▶ TASK PROMPT:
Transcribe the records that follow exactly. Skip the pictures.

▶ EXTRACTED ENTRIES:
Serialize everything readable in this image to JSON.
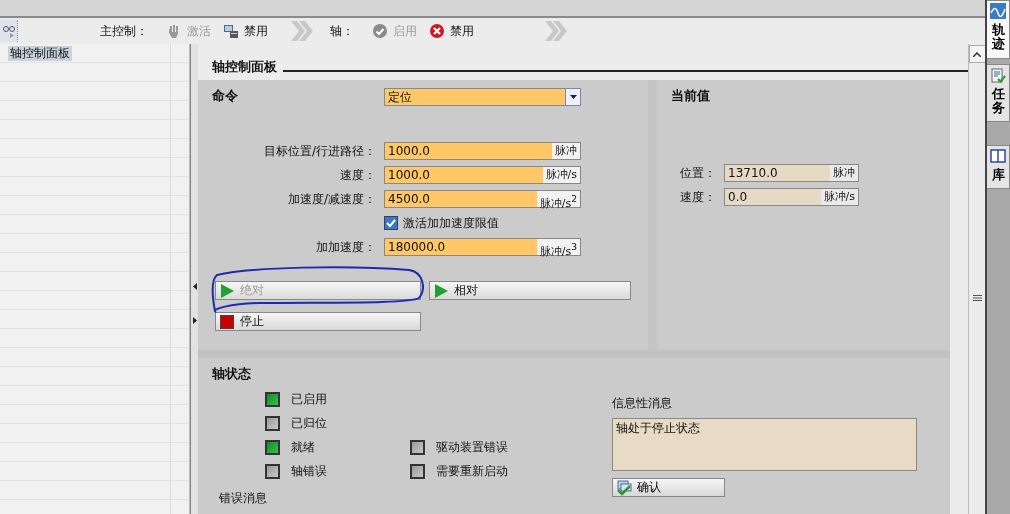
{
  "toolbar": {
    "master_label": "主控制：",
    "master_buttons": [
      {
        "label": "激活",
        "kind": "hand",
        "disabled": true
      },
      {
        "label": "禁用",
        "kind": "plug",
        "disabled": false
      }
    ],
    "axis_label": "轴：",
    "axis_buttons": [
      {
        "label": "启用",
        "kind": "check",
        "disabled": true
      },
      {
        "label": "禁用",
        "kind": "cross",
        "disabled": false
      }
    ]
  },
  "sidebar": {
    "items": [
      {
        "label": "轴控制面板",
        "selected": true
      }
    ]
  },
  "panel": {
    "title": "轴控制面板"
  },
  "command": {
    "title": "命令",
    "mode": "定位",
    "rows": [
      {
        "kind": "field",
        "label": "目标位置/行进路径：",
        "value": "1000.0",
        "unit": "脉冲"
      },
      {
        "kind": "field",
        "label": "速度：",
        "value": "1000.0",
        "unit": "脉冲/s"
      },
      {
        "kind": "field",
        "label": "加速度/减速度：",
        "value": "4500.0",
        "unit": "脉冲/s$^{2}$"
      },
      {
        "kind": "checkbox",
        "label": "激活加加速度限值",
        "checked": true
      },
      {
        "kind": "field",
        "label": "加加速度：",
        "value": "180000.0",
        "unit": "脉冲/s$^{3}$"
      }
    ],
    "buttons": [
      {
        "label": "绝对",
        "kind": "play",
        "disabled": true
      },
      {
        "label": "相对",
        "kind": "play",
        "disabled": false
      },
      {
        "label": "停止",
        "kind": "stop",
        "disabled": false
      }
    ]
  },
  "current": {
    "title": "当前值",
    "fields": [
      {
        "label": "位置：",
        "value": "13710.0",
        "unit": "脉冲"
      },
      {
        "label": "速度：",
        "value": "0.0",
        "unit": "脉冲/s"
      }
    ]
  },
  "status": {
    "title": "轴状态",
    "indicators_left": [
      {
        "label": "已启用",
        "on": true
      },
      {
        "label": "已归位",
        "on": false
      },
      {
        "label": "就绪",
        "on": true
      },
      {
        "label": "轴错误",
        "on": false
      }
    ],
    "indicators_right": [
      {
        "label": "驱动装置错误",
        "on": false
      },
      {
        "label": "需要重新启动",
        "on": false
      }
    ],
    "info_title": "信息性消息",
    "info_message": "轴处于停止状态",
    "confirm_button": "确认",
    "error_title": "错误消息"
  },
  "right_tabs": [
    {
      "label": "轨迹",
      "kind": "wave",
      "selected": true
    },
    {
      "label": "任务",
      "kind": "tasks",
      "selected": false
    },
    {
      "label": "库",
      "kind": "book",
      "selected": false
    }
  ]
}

▶ ANSWER TO THIS TASK:
Serialize everything readable in this image to JSON.
{
  "toolbar": {
    "master_label": "主控制：",
    "master_buttons": [
      {
        "label": "激活",
        "kind": "hand",
        "disabled": true
      },
      {
        "label": "禁用",
        "kind": "plug",
        "disabled": false
      }
    ],
    "axis_label": "轴：",
    "axis_buttons": [
      {
        "label": "启用",
        "kind": "check",
        "disabled": true
      },
      {
        "label": "禁用",
        "kind": "cross",
        "disabled": false
      }
    ]
  },
  "sidebar": {
    "items": [
      {
        "label": "轴控制面板",
        "selected": true
      }
    ]
  },
  "panel": {
    "title": "轴控制面板"
  },
  "command": {
    "title": "命令",
    "mode": "定位",
    "rows": [
      {
        "kind": "field",
        "label": "目标位置/行进路径：",
        "value": "1000.0",
        "unit": "脉冲"
      },
      {
        "kind": "field",
        "label": "速度：",
        "value": "1000.0",
        "unit": "脉冲/s"
      },
      {
        "kind": "field",
        "label": "加速度/减速度：",
        "value": "4500.0",
        "unit": "脉冲/s$^{2}$"
      },
      {
        "kind": "checkbox",
        "label": "激活加加速度限值",
        "checked": true
      },
      {
        "kind": "field",
        "label": "加加速度：",
        "value": "180000.0",
        "unit": "脉冲/s$^{3}$"
      }
    ],
    "buttons": [
      {
        "label": "绝对",
        "kind": "play",
        "disabled": true
      },
      {
        "label": "相对",
        "kind": "play",
        "disabled": false
      },
      {
        "label": "停止",
        "kind": "stop",
        "disabled": false
      }
    ]
  },
  "current": {
    "title": "当前值",
    "fields": [
      {
        "label": "位置：",
        "value": "13710.0",
        "unit": "脉冲"
      },
      {
        "label": "速度：",
        "value": "0.0",
        "unit": "脉冲/s"
      }
    ]
  },
  "status": {
    "title": "轴状态",
    "indicators_left": [
      {
        "label": "已启用",
        "on": true
      },
      {
        "label": "已归位",
        "on": false
      },
      {
        "label": "就绪",
        "on": true
      },
      {
        "label": "轴错误",
        "on": false
      }
    ],
    "indicators_right": [
      {
        "label": "驱动装置错误",
        "on": false
      },
      {
        "label": "需要重新启动",
        "on": false
      }
    ],
    "info_title": "信息性消息",
    "info_message": "轴处于停止状态",
    "confirm_button": "确认",
    "error_title": "错误消息"
  },
  "right_tabs": [
    {
      "label": "轨迹",
      "kind": "wave",
      "selected": true
    },
    {
      "label": "任务",
      "kind": "tasks",
      "selected": false
    },
    {
      "label": "库",
      "kind": "book",
      "selected": false
    }
  ]
}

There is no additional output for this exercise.